SOURCE EXTRACT:
Great minds think alike.

I did a similar investigation on Friday after the first discussion with
Dwaipayan:

https://lore.kernel.org/linux-kernel-mentees/alpine.DEB.2.21.2009181238230.14717@felia/T/#m1bf5f7ca876d33d4d53e492b5d8a6232437c921f

I hope Dwaipayan can come up with a '.AUTHOR_SIGN_OFF.mailmap' file that
we can use to distinguish the known developers that knowingly and
intentionally use different identities vs. the 'newbies' that should
validly be warned.

We will see if Dwaipayan can come up with a good idea how to handle that.

Lukas

> For the Missing Signed-off-by: lines above,
> even after decoding, the email matches but
> the names do not.
>
> From: "Paul A. Clarke" <pc@xxxxxxxxxx>
> [...]
> Signed-off-by: Paul Clarke <pc@xxxxxxxxxx>
>
> From: Huang Ying <ying.huang@xxxxxxxxx>
> [...]
> Signed-off-by: "Huang, Ying" <ying.huang@xxxxxxxxx>
>
> From: =?UTF-8?q?Stephan=20M=C3=BCller?= <smueller@xxxxxxxxxx>
> [...]
> Signed-off-by: Stephan Mueller <smueller@xxxxxxxxxx>
>
> > Also, I would like to know if there are any more changes
> > required for the current patch or if it is good to go?
>
> I think it's fine.
>
> cheers, Joe
>
>

WHAT THIS EXERCISE ASKS:
1. List every name that appears in a quoted Signed-off-by line in the mailing list message.
2. In the mailing list message, what file does Lukas hope Dwaipayan can come up with?
3. Pull out the passage of the mailing list message that begins at the words "I hope Dwaipayan" and stops after "validly be warned.".
The entries after this point are separate material, apart from the mailing list message.

MATERIAL SHOWN:
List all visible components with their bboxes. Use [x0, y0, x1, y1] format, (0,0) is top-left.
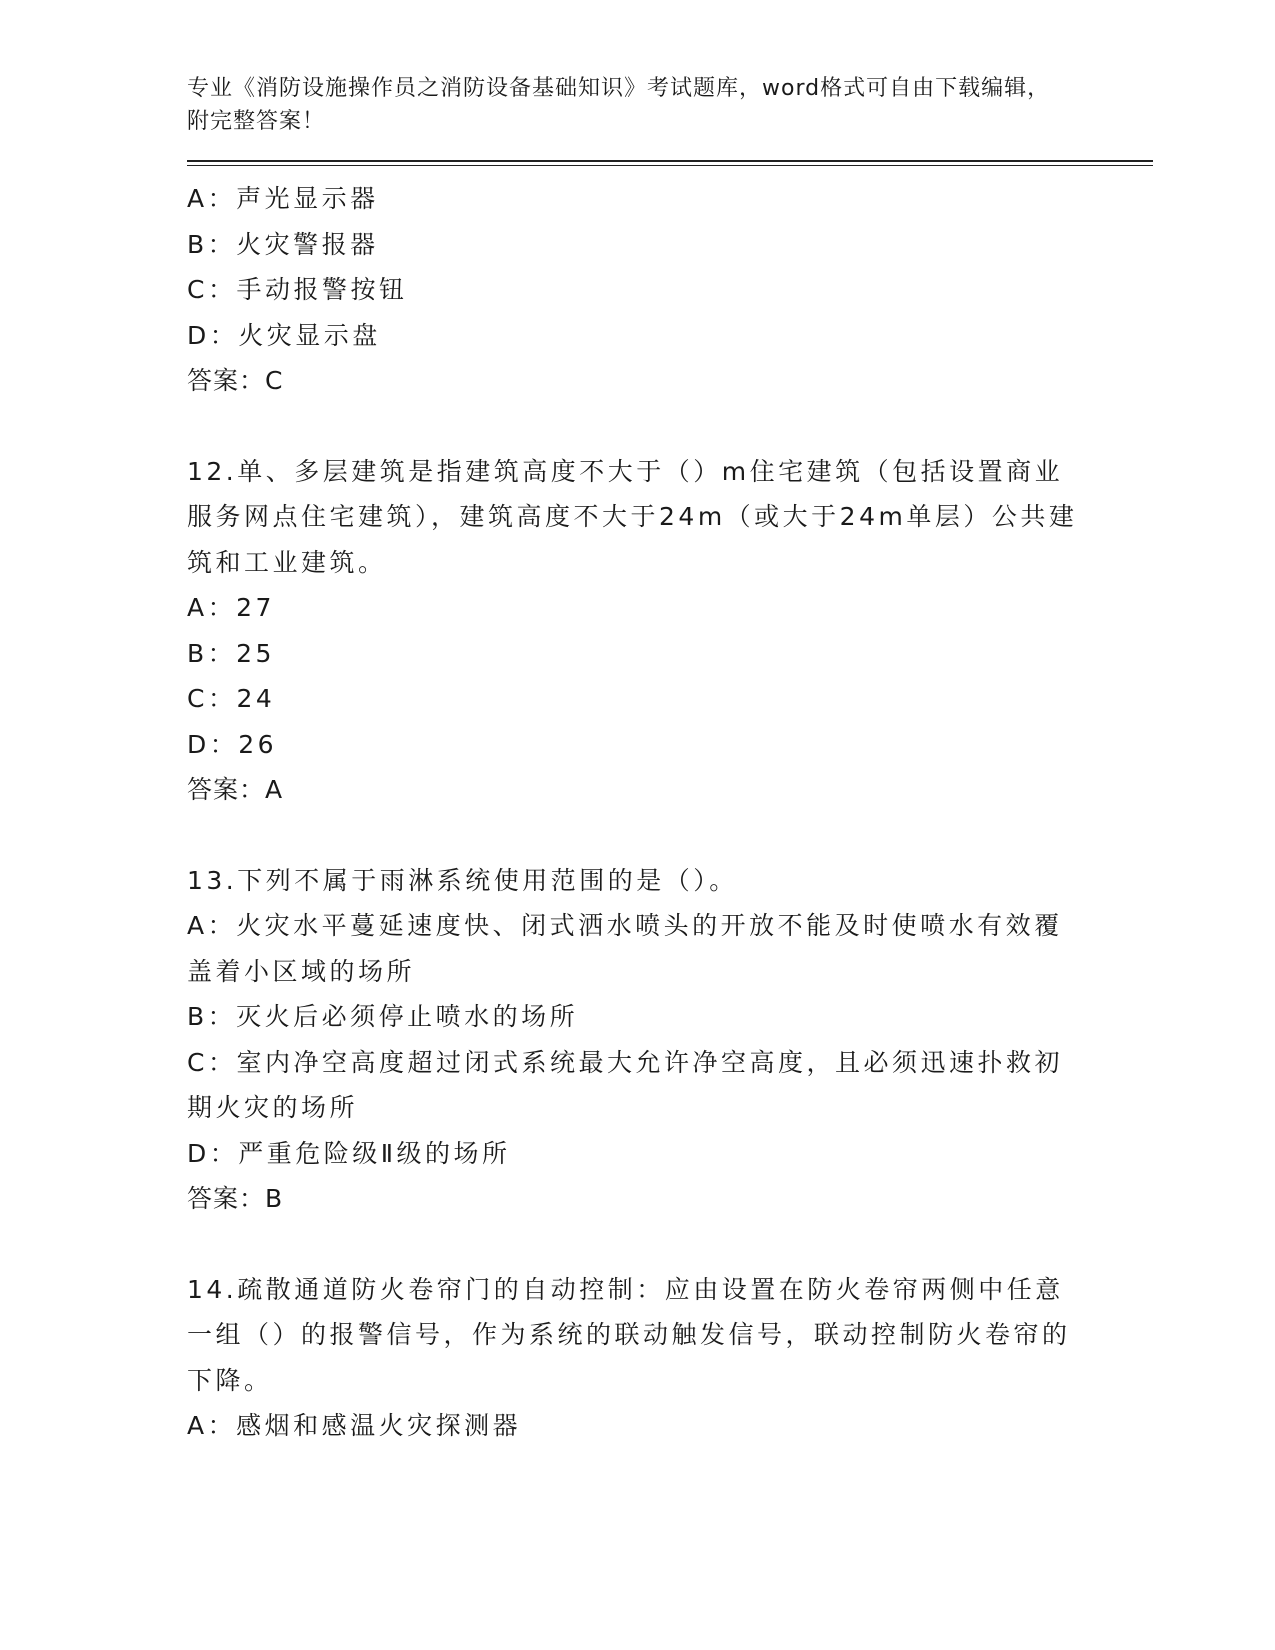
- option-b: B：25: [187, 638, 275, 668]
- document-page: [187, 72, 1087, 1449]
- spacer: [187, 813, 1087, 858]
- question-stem: 13.下列不属于雨淋系统使用范围的是（）。: [187, 865, 738, 895]
- question-stem: 14.疏散通道防火卷帘门的自动控制：应由设置在防火卷帘两侧中任意一组（）的报警信号，作为系统的联动触发信号，联动控制防火卷帘的下降。: [187, 1274, 1071, 1395]
- option-a: A：感烟和感温火灾探测器: [187, 1411, 522, 1440]
- option-d: D：火灾显示盘: [187, 320, 381, 350]
- answer-line: 答案：B: [187, 1184, 284, 1213]
- question-stem: 12.单、多层建筑是指建筑高度不大于（）m住宅建筑（包括设置商业服务网点住宅建筑），建筑高度不大于24m（或大于24m单层）公共建筑和工业建筑。: [187, 456, 1078, 577]
- question-14-block: [187, 1267, 1087, 1449]
- option-c: C：24: [187, 684, 276, 713]
- option-b: B：灭火后必须停止喷水的场所: [187, 1002, 579, 1031]
- header-divider: [187, 160, 1153, 166]
- option-b: B：火灾警报器: [187, 229, 379, 259]
- option-a: A：27: [187, 593, 275, 622]
- spacer: [187, 1222, 1087, 1267]
- option-c: C：手动报警按钮: [187, 275, 408, 304]
- question-12-block: [187, 449, 1087, 813]
- document-header: 专业《消防设施操作员之消防设备基础知识》考试题库，word格式可自由下载编辑，附完整答案！: [187, 76, 1051, 134]
- answer-line: 答案：A: [187, 775, 284, 804]
- document-body: [187, 176, 1087, 1449]
- spacer: [187, 404, 1087, 449]
- option-a: A：火灾水平蔓延速度快、闭式洒水喷头的开放不能及时使喷水有效覆盖着小区域的场所: [187, 911, 1063, 986]
- option-d: D：26: [187, 729, 278, 759]
- option-d: D：严重危险级Ⅱ级的场所: [187, 1138, 511, 1168]
- option-c: C：室内净空高度超过闭式系统最大允许净空高度，且必须迅速扑救初期火灾的场所: [187, 1047, 1063, 1122]
- question-13-block: [187, 858, 1087, 1222]
- option-a: A：声光显示器: [187, 184, 379, 213]
- prev-question-block: [187, 176, 1087, 404]
- answer-line: 答案：C: [187, 366, 284, 395]
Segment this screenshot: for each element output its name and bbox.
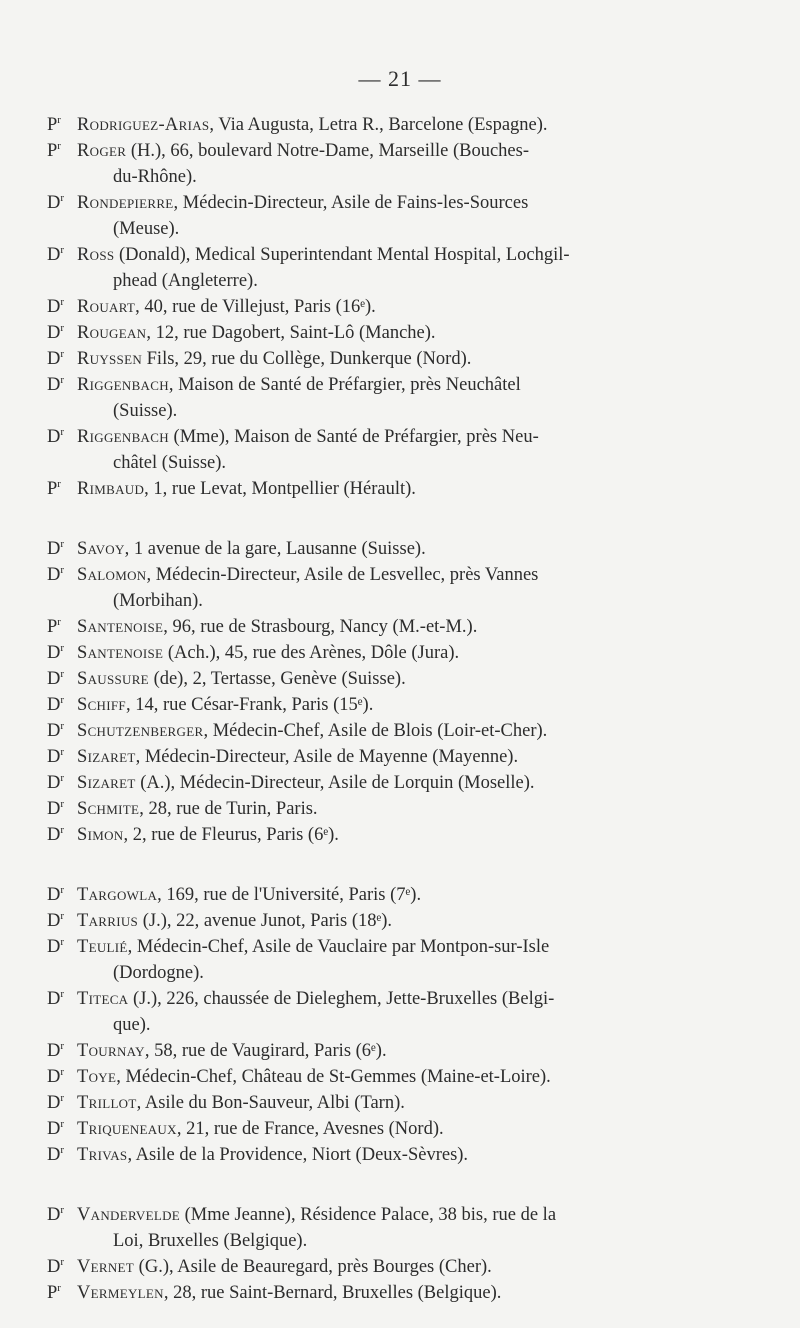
entry-group bbox=[0, 112, 800, 502]
list-item bbox=[47, 424, 683, 476]
list-item bbox=[47, 796, 683, 822]
member-address: (de), 2, Tertasse, Genève (Suisse). bbox=[148, 669, 406, 689]
entry-first-line bbox=[77, 882, 683, 908]
entry-first-line bbox=[77, 1038, 683, 1064]
member-address: , Asile de la Providence, Niort (Deux-Sèvres). bbox=[127, 1145, 469, 1165]
title-abbreviation: $D^r$ bbox=[47, 771, 65, 793]
entry-first-line bbox=[77, 346, 683, 372]
list-item bbox=[47, 190, 683, 242]
title-abbreviation: $D^r$ bbox=[47, 935, 65, 957]
member-list bbox=[0, 112, 800, 1306]
member-address: , 58, rue de Vaugirard, Paris (6ᵉ). bbox=[144, 1041, 387, 1061]
member-address: (Donald), Medical Superintendant Mental Hospital, Lochgil- bbox=[114, 245, 570, 265]
title-abbreviation: $D^r$ bbox=[47, 909, 65, 931]
entry-continuation-line: (Dordogne). bbox=[113, 963, 204, 983]
title-abbreviation: $D^r$ bbox=[47, 321, 65, 343]
entry-continuation-line: (Meuse). bbox=[113, 219, 180, 239]
list-item bbox=[47, 908, 683, 934]
entry-first-line bbox=[77, 934, 683, 960]
entry-first-line bbox=[77, 1202, 683, 1228]
entry-first-line bbox=[77, 138, 683, 164]
member-name: Trillot bbox=[77, 1093, 137, 1113]
entry-first-line bbox=[77, 476, 683, 502]
list-item bbox=[47, 562, 683, 614]
list-item bbox=[47, 1254, 683, 1280]
member-address: , Asile du Bon-Sauveur, Albi (Tarn). bbox=[136, 1093, 405, 1113]
member-name: Simon bbox=[77, 825, 124, 845]
member-name: Toye bbox=[77, 1067, 117, 1087]
list-item bbox=[47, 692, 683, 718]
title-abbreviation: $D^r$ bbox=[47, 745, 65, 767]
member-name: Schiff bbox=[77, 695, 126, 715]
entry-first-line bbox=[77, 1090, 683, 1116]
entry-continuation-line: (Morbihan). bbox=[113, 591, 203, 611]
entry-first-line bbox=[77, 424, 683, 450]
member-address: , Médecin-Directeur, Asile de Fains-les-Sources bbox=[173, 193, 529, 213]
entry-first-line bbox=[77, 822, 683, 848]
member-name: Ross bbox=[77, 245, 115, 265]
list-item bbox=[47, 1038, 683, 1064]
list-item bbox=[47, 476, 683, 502]
list-item bbox=[47, 536, 683, 562]
member-name: Triqueneaux bbox=[77, 1119, 177, 1139]
member-name: Rondepierre bbox=[77, 193, 174, 213]
title-abbreviation: $P^r$ bbox=[47, 477, 61, 499]
title-abbreviation: $D^r$ bbox=[47, 641, 65, 663]
list-item bbox=[47, 640, 683, 666]
entry-first-line bbox=[77, 770, 683, 796]
list-item bbox=[47, 614, 683, 640]
list-item bbox=[47, 320, 683, 346]
member-address: , Maison de Santé de Préfargier, près Neuchâtel bbox=[168, 375, 521, 395]
list-item bbox=[47, 934, 683, 986]
title-abbreviation: $D^r$ bbox=[47, 347, 65, 369]
title-abbreviation: $D^r$ bbox=[47, 1255, 65, 1277]
list-item bbox=[47, 770, 683, 796]
member-address: , 28, rue de Turin, Paris. bbox=[139, 799, 318, 819]
page-number: — 21 — bbox=[358, 66, 442, 91]
list-item bbox=[47, 1280, 683, 1306]
member-address: (H.), 66, boulevard Notre-Dame, Marseille (Bouches- bbox=[126, 141, 529, 161]
list-item bbox=[47, 138, 683, 190]
entry-first-line bbox=[77, 692, 683, 718]
list-item bbox=[47, 666, 683, 692]
member-address: , 169, rue de l'Université, Paris (7ᵉ). bbox=[157, 885, 422, 905]
member-address: , Médecin-Chef, Château de St-Gemmes (Maine-et-Loire). bbox=[116, 1067, 551, 1087]
entry-first-line bbox=[77, 1064, 683, 1090]
member-address: , Médecin-Chef, Asile de Blois (Loir-et-Cher). bbox=[203, 721, 548, 741]
entry-first-line bbox=[77, 320, 683, 346]
entry-first-line bbox=[77, 666, 683, 692]
member-address: , 40, rue de Villejust, Paris (16ᵉ). bbox=[135, 297, 376, 317]
title-abbreviation: $D^r$ bbox=[47, 883, 65, 905]
title-abbreviation: $D^r$ bbox=[47, 425, 65, 447]
member-name: Trivas bbox=[77, 1145, 128, 1165]
title-abbreviation: $D^r$ bbox=[47, 823, 65, 845]
member-name: Sizaret bbox=[77, 747, 136, 767]
entry-continuation-line: châtel (Suisse). bbox=[113, 453, 227, 473]
title-abbreviation: $D^r$ bbox=[47, 987, 65, 1009]
entry-first-line bbox=[77, 562, 683, 588]
member-name: Rouart bbox=[77, 297, 136, 317]
member-name: Riggenbach bbox=[77, 427, 169, 447]
list-item bbox=[47, 346, 683, 372]
title-abbreviation: $D^r$ bbox=[47, 1091, 65, 1113]
list-item bbox=[47, 1142, 683, 1168]
member-name: Targowla bbox=[77, 885, 158, 905]
entry-first-line bbox=[77, 1116, 683, 1142]
title-abbreviation: $D^r$ bbox=[47, 243, 65, 265]
title-abbreviation: $D^r$ bbox=[47, 1065, 65, 1087]
entry-first-line bbox=[77, 614, 683, 640]
title-abbreviation: $D^r$ bbox=[47, 667, 65, 689]
entry-first-line bbox=[77, 242, 683, 268]
member-address: (Mme), Maison de Santé de Préfargier, près Neu- bbox=[168, 427, 539, 447]
entry-continuation-line: phead (Angleterre). bbox=[113, 271, 258, 291]
member-name: Titeca bbox=[77, 989, 129, 1009]
member-address: , 12, rue Dagobert, Saint-Lô (Manche). bbox=[146, 323, 436, 343]
entry-first-line bbox=[77, 908, 683, 934]
member-name: Rougean bbox=[77, 323, 147, 343]
title-abbreviation: $P^r$ bbox=[47, 615, 61, 637]
title-abbreviation: $D^r$ bbox=[47, 373, 65, 395]
member-address: (J.), 22, avenue Junot, Paris (18ᵉ). bbox=[138, 911, 393, 931]
member-address: , 21, rue de France, Avesnes (Nord). bbox=[176, 1119, 444, 1139]
list-item bbox=[47, 1090, 683, 1116]
list-item bbox=[47, 1116, 683, 1142]
member-address: (G.), Asile de Beauregard, près Bourges (Cher). bbox=[134, 1257, 492, 1277]
list-item bbox=[47, 112, 683, 138]
entry-first-line bbox=[77, 294, 683, 320]
title-abbreviation: $D^r$ bbox=[47, 1039, 65, 1061]
entry-first-line bbox=[77, 1142, 683, 1168]
title-abbreviation: $D^r$ bbox=[47, 191, 65, 213]
entry-first-line bbox=[77, 1280, 683, 1306]
member-address: , 2, rue de Fleurus, Paris (6ᵉ). bbox=[123, 825, 339, 845]
title-abbreviation: $P^r$ bbox=[47, 1281, 61, 1303]
title-abbreviation: $D^r$ bbox=[47, 563, 65, 585]
entry-first-line bbox=[77, 796, 683, 822]
list-item bbox=[47, 1202, 683, 1254]
list-item bbox=[47, 822, 683, 848]
entry-group bbox=[0, 536, 800, 848]
list-item bbox=[47, 242, 683, 294]
member-name: Tarrius bbox=[77, 911, 139, 931]
list-item bbox=[47, 986, 683, 1038]
entry-continuation-line: du-Rhône). bbox=[113, 167, 197, 187]
member-name: Roger bbox=[77, 141, 127, 161]
list-item bbox=[47, 1064, 683, 1090]
member-name: Vermeylen bbox=[77, 1283, 164, 1303]
title-abbreviation: $D^r$ bbox=[47, 537, 65, 559]
member-name: Ruyssen bbox=[77, 349, 143, 369]
title-abbreviation: $D^r$ bbox=[47, 797, 65, 819]
member-address: (J.), 226, chaussée de Dieleghem, Jette-Bruxelles (Belgi- bbox=[128, 989, 555, 1009]
entry-first-line bbox=[77, 190, 683, 216]
member-name: Santenoise bbox=[77, 643, 164, 663]
title-abbreviation: $D^r$ bbox=[47, 1117, 65, 1139]
entry-continuation-line: Loi, Bruxelles (Belgique). bbox=[113, 1231, 308, 1251]
entry-first-line bbox=[77, 1254, 683, 1280]
list-item bbox=[47, 718, 683, 744]
member-name: Saussure bbox=[77, 669, 149, 689]
entry-continuation-line: (Suisse). bbox=[113, 401, 178, 421]
member-address: (Mme Jeanne), Résidence Palace, 38 bis, rue de la bbox=[180, 1205, 557, 1225]
entry-first-line bbox=[77, 536, 683, 562]
entry-first-line bbox=[77, 744, 683, 770]
member-address: , 14, rue César-Frank, Paris (15ᵉ). bbox=[125, 695, 374, 715]
member-address: , Médecin-Directeur, Asile de Lesvellec, près Vannes bbox=[146, 565, 539, 585]
member-address: Fils, 29, rue du Collège, Dunkerque (Nord). bbox=[142, 349, 472, 369]
entry-first-line bbox=[77, 640, 683, 666]
title-abbreviation: $D^r$ bbox=[47, 295, 65, 317]
member-address: , 1, rue Levat, Montpellier (Hérault). bbox=[144, 479, 416, 499]
member-name: Vandervelde bbox=[77, 1205, 180, 1225]
entry-first-line bbox=[77, 718, 683, 744]
member-name: Rimbaud bbox=[77, 479, 145, 499]
entry-first-line bbox=[77, 986, 683, 1012]
title-abbreviation: $D^r$ bbox=[47, 693, 65, 715]
member-name: Schutzenberger bbox=[77, 721, 204, 741]
title-abbreviation: $D^r$ bbox=[47, 1143, 65, 1165]
member-name: Schmite bbox=[77, 799, 140, 819]
list-item bbox=[47, 882, 683, 908]
title-abbreviation: $D^r$ bbox=[47, 1203, 65, 1225]
title-abbreviation: $P^r$ bbox=[47, 139, 61, 161]
entry-continuation-line: que). bbox=[113, 1015, 151, 1035]
member-name: Riggenbach bbox=[77, 375, 169, 395]
member-name: Rodriguez-Arias bbox=[77, 115, 210, 135]
member-name: Tournay bbox=[77, 1041, 145, 1061]
member-address: , Médecin-Chef, Asile de Vauclaire par Montpon-sur-Isle bbox=[127, 937, 550, 957]
member-name: Sizaret bbox=[77, 773, 136, 793]
list-item bbox=[47, 372, 683, 424]
title-abbreviation: $P^r$ bbox=[47, 113, 61, 135]
title-abbreviation: $D^r$ bbox=[47, 719, 65, 741]
entry-group bbox=[0, 1202, 800, 1306]
list-item bbox=[47, 294, 683, 320]
entry-first-line bbox=[77, 372, 683, 398]
member-address: , Via Augusta, Letra R., Barcelone (Espagne). bbox=[209, 115, 548, 135]
member-address: (Ach.), 45, rue des Arènes, Dôle (Jura). bbox=[163, 643, 460, 663]
member-name: Santenoise bbox=[77, 617, 164, 637]
member-address: , 1 avenue de la gare, Lausanne (Suisse). bbox=[124, 539, 426, 559]
member-address: , Médecin-Directeur, Asile de Mayenne (Mayenne). bbox=[135, 747, 519, 767]
member-address: , 28, rue Saint-Bernard, Bruxelles (Belgique). bbox=[163, 1283, 502, 1303]
entry-group bbox=[0, 882, 800, 1168]
member-address: (A.), Médecin-Directeur, Asile de Lorquin (Moselle). bbox=[135, 773, 535, 793]
member-name: Vernet bbox=[77, 1257, 135, 1277]
entry-first-line bbox=[77, 112, 683, 138]
member-name: Teulié bbox=[77, 937, 128, 957]
member-name: Savoy bbox=[77, 539, 125, 559]
member-name: Salomon bbox=[77, 565, 147, 585]
list-item bbox=[47, 744, 683, 770]
member-address: , 96, rue de Strasbourg, Nancy (M.-et-M.). bbox=[163, 617, 478, 637]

RESULTS OF THE EXERCISE:
1. Paul Clarke; "Huang, Ying"; Stephan Mueller

2. A '.AUTHOR_SIGN_OFF.mailmap' file.

3.
I hope Dwaipayan can come up with a '.AUTHOR_SIGN_OFF.mailmap' file that
we can use to distinguish the known developers that knowingly and
intentionally use different identities vs. the 'newbies' that should
validly be warned.